Direction:
Take the material and output all of it exactly.

(Dataset entries)
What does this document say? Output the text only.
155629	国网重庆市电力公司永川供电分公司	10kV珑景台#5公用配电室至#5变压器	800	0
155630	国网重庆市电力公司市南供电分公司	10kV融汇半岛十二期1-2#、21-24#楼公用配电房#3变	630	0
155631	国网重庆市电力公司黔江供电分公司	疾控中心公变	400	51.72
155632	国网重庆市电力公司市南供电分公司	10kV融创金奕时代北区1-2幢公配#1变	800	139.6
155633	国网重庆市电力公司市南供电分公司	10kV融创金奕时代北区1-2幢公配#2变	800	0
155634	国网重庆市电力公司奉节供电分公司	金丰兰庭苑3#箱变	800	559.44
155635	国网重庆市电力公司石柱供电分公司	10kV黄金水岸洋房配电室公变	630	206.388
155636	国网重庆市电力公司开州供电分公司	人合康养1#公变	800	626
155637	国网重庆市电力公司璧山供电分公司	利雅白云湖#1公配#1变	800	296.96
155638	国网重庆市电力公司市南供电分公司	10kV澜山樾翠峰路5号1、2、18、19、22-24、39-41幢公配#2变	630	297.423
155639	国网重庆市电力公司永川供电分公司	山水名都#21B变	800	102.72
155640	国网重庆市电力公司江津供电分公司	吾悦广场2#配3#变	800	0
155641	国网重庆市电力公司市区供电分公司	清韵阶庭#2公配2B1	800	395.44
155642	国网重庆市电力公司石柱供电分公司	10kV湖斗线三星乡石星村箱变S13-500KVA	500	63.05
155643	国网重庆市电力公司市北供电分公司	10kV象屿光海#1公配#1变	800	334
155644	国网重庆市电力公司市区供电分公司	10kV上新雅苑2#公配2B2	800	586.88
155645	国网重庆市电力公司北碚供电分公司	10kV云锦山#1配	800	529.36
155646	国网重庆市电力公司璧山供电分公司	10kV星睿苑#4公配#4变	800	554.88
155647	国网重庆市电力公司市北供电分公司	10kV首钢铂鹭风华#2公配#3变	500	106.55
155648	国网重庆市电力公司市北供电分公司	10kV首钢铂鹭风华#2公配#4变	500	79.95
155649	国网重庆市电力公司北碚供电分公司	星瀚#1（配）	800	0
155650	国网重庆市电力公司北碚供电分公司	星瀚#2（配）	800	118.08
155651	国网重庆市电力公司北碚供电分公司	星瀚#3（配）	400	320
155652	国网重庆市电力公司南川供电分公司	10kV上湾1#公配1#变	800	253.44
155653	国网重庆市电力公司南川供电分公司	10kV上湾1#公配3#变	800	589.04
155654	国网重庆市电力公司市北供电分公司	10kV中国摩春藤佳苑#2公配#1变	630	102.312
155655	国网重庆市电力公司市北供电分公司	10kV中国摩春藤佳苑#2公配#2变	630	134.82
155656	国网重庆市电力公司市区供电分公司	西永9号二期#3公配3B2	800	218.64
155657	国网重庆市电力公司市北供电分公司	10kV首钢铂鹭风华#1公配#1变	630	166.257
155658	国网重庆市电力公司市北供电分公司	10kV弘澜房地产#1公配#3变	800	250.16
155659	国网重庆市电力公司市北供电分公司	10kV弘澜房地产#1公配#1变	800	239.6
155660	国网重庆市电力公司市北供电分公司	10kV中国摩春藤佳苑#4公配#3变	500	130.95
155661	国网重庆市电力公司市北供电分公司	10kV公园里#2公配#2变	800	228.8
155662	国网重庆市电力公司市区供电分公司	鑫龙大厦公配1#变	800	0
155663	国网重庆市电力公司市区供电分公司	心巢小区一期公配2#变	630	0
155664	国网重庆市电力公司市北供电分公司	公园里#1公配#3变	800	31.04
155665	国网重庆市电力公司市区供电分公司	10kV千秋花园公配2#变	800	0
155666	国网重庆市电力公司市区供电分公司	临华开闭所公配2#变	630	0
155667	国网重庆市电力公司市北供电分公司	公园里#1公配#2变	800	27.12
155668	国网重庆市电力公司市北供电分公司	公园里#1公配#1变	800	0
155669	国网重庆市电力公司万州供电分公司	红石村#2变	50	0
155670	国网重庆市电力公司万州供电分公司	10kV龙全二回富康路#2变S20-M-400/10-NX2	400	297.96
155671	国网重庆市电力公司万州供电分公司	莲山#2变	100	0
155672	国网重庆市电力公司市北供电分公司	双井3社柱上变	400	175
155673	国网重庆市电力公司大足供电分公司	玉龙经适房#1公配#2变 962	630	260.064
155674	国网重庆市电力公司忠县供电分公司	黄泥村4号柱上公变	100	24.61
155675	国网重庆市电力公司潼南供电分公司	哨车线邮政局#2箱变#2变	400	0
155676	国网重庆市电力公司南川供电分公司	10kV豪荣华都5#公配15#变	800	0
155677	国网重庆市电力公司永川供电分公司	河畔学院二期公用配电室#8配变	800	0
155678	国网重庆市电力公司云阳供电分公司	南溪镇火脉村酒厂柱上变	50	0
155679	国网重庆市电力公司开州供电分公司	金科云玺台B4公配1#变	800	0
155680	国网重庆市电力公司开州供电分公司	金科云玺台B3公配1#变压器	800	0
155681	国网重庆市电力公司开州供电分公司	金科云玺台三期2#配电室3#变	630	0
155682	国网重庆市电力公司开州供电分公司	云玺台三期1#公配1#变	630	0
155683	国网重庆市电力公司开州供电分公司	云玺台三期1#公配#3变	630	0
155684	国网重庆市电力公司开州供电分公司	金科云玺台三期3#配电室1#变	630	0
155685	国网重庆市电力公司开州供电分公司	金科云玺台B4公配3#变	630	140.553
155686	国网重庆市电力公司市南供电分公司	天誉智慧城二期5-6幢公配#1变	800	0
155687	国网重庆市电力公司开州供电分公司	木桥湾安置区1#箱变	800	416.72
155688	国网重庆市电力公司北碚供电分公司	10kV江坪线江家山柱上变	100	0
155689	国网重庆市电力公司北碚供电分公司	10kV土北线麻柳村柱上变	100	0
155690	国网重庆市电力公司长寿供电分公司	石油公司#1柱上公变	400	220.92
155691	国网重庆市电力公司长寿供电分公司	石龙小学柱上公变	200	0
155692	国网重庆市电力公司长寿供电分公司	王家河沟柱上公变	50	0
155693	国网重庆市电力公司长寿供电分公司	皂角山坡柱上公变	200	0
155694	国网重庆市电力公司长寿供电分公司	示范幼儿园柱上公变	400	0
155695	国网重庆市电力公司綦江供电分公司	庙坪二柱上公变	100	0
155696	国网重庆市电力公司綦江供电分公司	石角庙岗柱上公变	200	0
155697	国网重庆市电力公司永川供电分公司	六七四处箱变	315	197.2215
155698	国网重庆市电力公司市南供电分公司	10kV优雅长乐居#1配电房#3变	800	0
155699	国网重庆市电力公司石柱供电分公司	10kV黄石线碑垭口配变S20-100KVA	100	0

Solution below:
What does this document say? Output the text only.
155629	国网重庆市电力公司永川供电分公司	10kV珑景台#5公用配电室至#5变压器	800	0
155630	国网重庆市电力公司市南供电分公司	10kV融汇半岛十二期1-2#、21-24#楼公用配电房#3变	630	0
155631	国网重庆市电力公司黔江供电分公司	疾控中心公变	400	51.72
155632	国网重庆市电力公司市南供电分公司	10kV融创金奕时代北区1-2幢公配#1变	800	139.6
155633	国网重庆市电力公司市南供电分公司	10kV融创金奕时代北区1-2幢公配#2变	800	0
155634	国网重庆市电力公司奉节供电分公司	金丰兰庭苑3#箱变	800	559.44
155635	国网重庆市电力公司石柱供电分公司	10kV黄金水岸洋房配电室公变	630	206.388
155636	国网重庆市电力公司开州供电分公司	人合康养1#公变	800	626
155637	国网重庆市电力公司璧山供电分公司	利雅白云湖#1公配#1变	800	296.96
155638	国网重庆市电力公司市南供电分公司	10kV澜山樾翠峰路5号1、2、18、19、22-24、39-41幢公配#2变	630	297.423
155639	国网重庆市电力公司永川供电分公司	山水名都#21B变	800	102.72
155640	国网重庆市电力公司江津供电分公司	吾悦广场2#配3#变	800	0
155641	国网重庆市电力公司市区供电分公司	清韵阶庭#2公配2B1	800	395.44
155642	国网重庆市电力公司石柱供电分公司	10kV湖斗线三星乡石星村箱变S13-500KVA	500	63.05
155643	国网重庆市电力公司市北供电分公司	10kV象屿光海#1公配#1变	800	334
155644	国网重庆市电力公司市区供电分公司	10kV上新雅苑2#公配2B2	800	586.88
155645	国网重庆市电力公司北碚供电分公司	10kV云锦山#1配	800	529.36
155646	国网重庆市电力公司璧山供电分公司	10kV星睿苑#4公配#4变	800	554.88
155647	国网重庆市电力公司市北供电分公司	10kV首钢铂鹭风华#2公配#3变	500	106.55
155648	国网重庆市电力公司市北供电分公司	10kV首钢铂鹭风华#2公配#4变	500	79.95
155649	国网重庆市电力公司北碚供电分公司	星瀚#1（配）	800	0
155650	国网重庆市电力公司北碚供电分公司	星瀚#2（配）	800	118.08
155651	国网重庆市电力公司北碚供电分公司	星瀚#3（配）	400	320
155652	国网重庆市电力公司南川供电分公司	10kV上湾1#公配1#变	800	253.44
155653	国网重庆市电力公司南川供电分公司	10kV上湾1#公配3#变	800	589.04
155654	国网重庆市电力公司市北供电分公司	10kV中国摩春藤佳苑#2公配#1变	630	102.312
155655	国网重庆市电力公司市北供电分公司	10kV中国摩春藤佳苑#2公配#2变	630	134.82
155656	国网重庆市电力公司市区供电分公司	西永9号二期#3公配3B2	800	218.64
155657	国网重庆市电力公司市北供电分公司	10kV首钢铂鹭风华#1公配#1变	630	166.257
155658	国网重庆市电力公司市北供电分公司	10kV弘澜房地产#1公配#3变	800	250.16
155659	国网重庆市电力公司市北供电分公司	10kV弘澜房地产#1公配#1变	800	239.6
155660	国网重庆市电力公司市北供电分公司	10kV中国摩春藤佳苑#4公配#3变	500	130.95
155661	国网重庆市电力公司市北供电分公司	10kV公园里#2公配#2变	800	228.8
155662	国网重庆市电力公司市区供电分公司	鑫龙大厦公配1#变	800	0
155663	国网重庆市电力公司市区供电分公司	心巢小区一期公配2#变	630	0
155664	国网重庆市电力公司市北供电分公司	公园里#1公配#3变	800	31.04
155665	国网重庆市电力公司市区供电分公司	10kV千秋花园公配2#变	800	0
155666	国网重庆市电力公司市区供电分公司	临华开闭所公配2#变	630	0
155667	国网重庆市电力公司市北供电分公司	公园里#1公配#2变	800	27.12
155668	国网重庆市电力公司市北供电分公司	公园里#1公配#1变	800	0
155669	国网重庆市电力公司万州供电分公司	红石村#2变	50	0
155670	国网重庆市电力公司万州供电分公司	10kV龙全二回富康路#2变S20-M-400/10-NX2	400	297.96
155671	国网重庆市电力公司万州供电分公司	莲山#2变	100	0
155672	国网重庆市电力公司市北供电分公司	双井3社柱上变	400	175
155673	国网重庆市电力公司大足供电分公司	玉龙经适房#1公配#2变 962	630	260.064
155674	国网重庆市电力公司忠县供电分公司	黄泥村4号柱上公变	100	24.61
155675	国网重庆市电力公司潼南供电分公司	哨车线邮政局#2箱变#2变	400	0
155676	国网重庆市电力公司南川供电分公司	10kV豪荣华都5#公配15#变	800	0
155677	国网重庆市电力公司永川供电分公司	河畔学院二期公用配电室#8配变	800	0
155678	国网重庆市电力公司云阳供电分公司	南溪镇火脉村酒厂柱上变	50	0
155679	国网重庆市电力公司开州供电分公司	金科云玺台B4公配1#变	800	0
155680	国网重庆市电力公司开州供电分公司	金科云玺台B3公配1#变压器	800	0
155681	国网重庆市电力公司开州供电分公司	金科云玺台三期2#配电室3#变	630	0
155682	国网重庆市电力公司开州供电分公司	云玺台三期1#公配1#变	630	0
155683	国网重庆市电力公司开州供电分公司	云玺台三期1#公配#3变	630	0
155684	国网重庆市电力公司开州供电分公司	金科云玺台三期3#配电室1#变	630	0
155685	国网重庆市电力公司开州供电分公司	金科云玺台B4公配3#变	630	140.553
155686	国网重庆市电力公司市南供电分公司	天誉智慧城二期5-6幢公配#1变	800	0
155687	国网重庆市电力公司开州供电分公司	木桥湾安置区1#箱变	800	416.72
155688	国网重庆市电力公司北碚供电分公司	10kV江坪线江家山柱上变	100	0
155689	国网重庆市电力公司北碚供电分公司	10kV土北线麻柳村柱上变	100	0
155690	国网重庆市电力公司长寿供电分公司	石油公司#1柱上公变	400	220.92
155691	国网重庆市电力公司长寿供电分公司	石龙小学柱上公变	200	0
155692	国网重庆市电力公司长寿供电分公司	王家河沟柱上公变	50	0
155693	国网重庆市电力公司长寿供电分公司	皂角山坡柱上公变	200	0
155694	国网重庆市电力公司长寿供电分公司	示范幼儿园柱上公变	400	0
155695	国网重庆市电力公司綦江供电分公司	庙坪二柱上公变	100	0
155696	国网重庆市电力公司綦江供电分公司	石角庙岗柱上公变	200	0
155697	国网重庆市电力公司永川供电分公司	六七四处箱变	315	197.2215
155698	国网重庆市电力公司市南供电分公司	10kV优雅长乐居#1配电房#3变	800	0
155699	国网重庆市电力公司石柱供电分公司	10kV黄石线碑垭口配变S20-100KVA	100	0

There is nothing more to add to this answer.